▸ **What the task asks**:
The entries are to be returned exactly, with images left out.
═════ Excerpted records ═════
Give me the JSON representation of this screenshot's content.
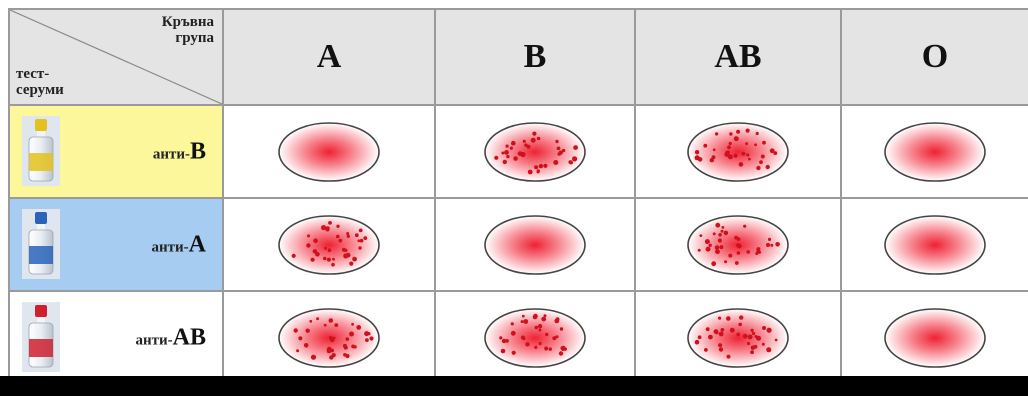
{
  "table": {
    "corner": {
      "top_lines": [
        "Кръвна",
        "група"
      ],
      "bottom_lines": [
        "тест-",
        "серуми"
      ]
    },
    "columns": [
      "A",
      "B",
      "AB",
      "O"
    ],
    "rows": [
      {
        "prefix": "анти-",
        "letter": "B",
        "label_bg": "#fbf79a",
        "bottle_color": "#e3c21d",
        "cells": [
          "no-agglutination",
          "agglutination",
          "agglutination",
          "no-agglutination"
        ]
      },
      {
        "prefix": "анти-",
        "letter": "A",
        "label_bg": "#a6ccf2",
        "bottle_color": "#2a63b8",
        "cells": [
          "agglutination",
          "no-agglutination",
          "agglutination",
          "no-agglutination"
        ]
      },
      {
        "prefix": "анти-",
        "letter": "AB",
        "label_bg": "#ffffff",
        "bottle_color": "#cf2030",
        "cells": [
          "agglutination",
          "agglutination",
          "agglutination",
          "no-agglutination"
        ]
      }
    ]
  },
  "colors": {
    "header_bg": "#e4e4e4",
    "grid": "#9a9a9a",
    "blood": "#ee2233",
    "dots": "#d0101c"
  }
}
═════
▸ **Complete answer**:
Give me the JSON representation of this screenshot's content.
{
  "table": {
    "corner": {
      "top_lines": [
        "Кръвна",
        "група"
      ],
      "bottom_lines": [
        "тест-",
        "серуми"
      ]
    },
    "columns": [
      "A",
      "B",
      "AB",
      "O"
    ],
    "rows": [
      {
        "prefix": "анти-",
        "letter": "B",
        "label_bg": "#fbf79a",
        "bottle_color": "#e3c21d",
        "cells": [
          "no-agglutination",
          "agglutination",
          "agglutination",
          "no-agglutination"
        ]
      },
      {
        "prefix": "анти-",
        "letter": "A",
        "label_bg": "#a6ccf2",
        "bottle_color": "#2a63b8",
        "cells": [
          "agglutination",
          "no-agglutination",
          "agglutination",
          "no-agglutination"
        ]
      },
      {
        "prefix": "анти-",
        "letter": "AB",
        "label_bg": "#ffffff",
        "bottle_color": "#cf2030",
        "cells": [
          "agglutination",
          "agglutination",
          "agglutination",
          "no-agglutination"
        ]
      }
    ]
  },
  "colors": {
    "header_bg": "#e4e4e4",
    "grid": "#9a9a9a",
    "blood": "#ee2233",
    "dots": "#d0101c"
  }
}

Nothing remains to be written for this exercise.